Collected data entries
┏━━
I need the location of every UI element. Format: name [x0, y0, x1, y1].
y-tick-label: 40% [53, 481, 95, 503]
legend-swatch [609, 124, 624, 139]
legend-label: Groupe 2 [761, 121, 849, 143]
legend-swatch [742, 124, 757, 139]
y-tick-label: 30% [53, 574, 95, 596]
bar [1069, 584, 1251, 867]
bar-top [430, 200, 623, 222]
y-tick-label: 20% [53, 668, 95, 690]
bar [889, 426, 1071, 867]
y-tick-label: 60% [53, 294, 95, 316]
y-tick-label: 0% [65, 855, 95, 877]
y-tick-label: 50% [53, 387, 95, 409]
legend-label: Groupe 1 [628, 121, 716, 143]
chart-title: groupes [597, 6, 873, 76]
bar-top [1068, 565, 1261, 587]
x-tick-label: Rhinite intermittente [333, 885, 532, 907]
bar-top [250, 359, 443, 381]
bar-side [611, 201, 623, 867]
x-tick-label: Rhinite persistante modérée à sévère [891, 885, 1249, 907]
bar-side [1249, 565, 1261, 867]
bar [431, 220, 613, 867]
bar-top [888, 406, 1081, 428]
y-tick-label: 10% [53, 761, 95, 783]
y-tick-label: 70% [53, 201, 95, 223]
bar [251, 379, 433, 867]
┗━━
> [What is required]:
Rewrite the lines above, substituting "bar-cap" for each occurrence of "bar-top" and keeping everything else unchanged.

> [Correct result]:
I need the location of every UI element. Format: name [x0, y0, x1, y1].
y-tick-label: 40% [53, 481, 95, 503]
legend-swatch [609, 124, 624, 139]
legend-label: Groupe 2 [761, 121, 849, 143]
legend-swatch [742, 124, 757, 139]
y-tick-label: 30% [53, 574, 95, 596]
bar [1069, 584, 1251, 867]
bar-cap [430, 200, 623, 222]
y-tick-label: 20% [53, 668, 95, 690]
bar [889, 426, 1071, 867]
y-tick-label: 60% [53, 294, 95, 316]
y-tick-label: 0% [65, 855, 95, 877]
y-tick-label: 50% [53, 387, 95, 409]
legend-label: Groupe 1 [628, 121, 716, 143]
chart-title: groupes [597, 6, 873, 76]
bar-cap [1068, 565, 1261, 587]
x-tick-label: Rhinite intermittente [333, 885, 532, 907]
bar-cap [250, 359, 443, 381]
bar-side [611, 201, 623, 867]
x-tick-label: Rhinite persistante modérée à sévère [891, 885, 1249, 907]
bar-side [1249, 565, 1261, 867]
bar [431, 220, 613, 867]
bar-cap [888, 406, 1081, 428]
y-tick-label: 10% [53, 761, 95, 783]
y-tick-label: 70% [53, 201, 95, 223]
bar [251, 379, 433, 867]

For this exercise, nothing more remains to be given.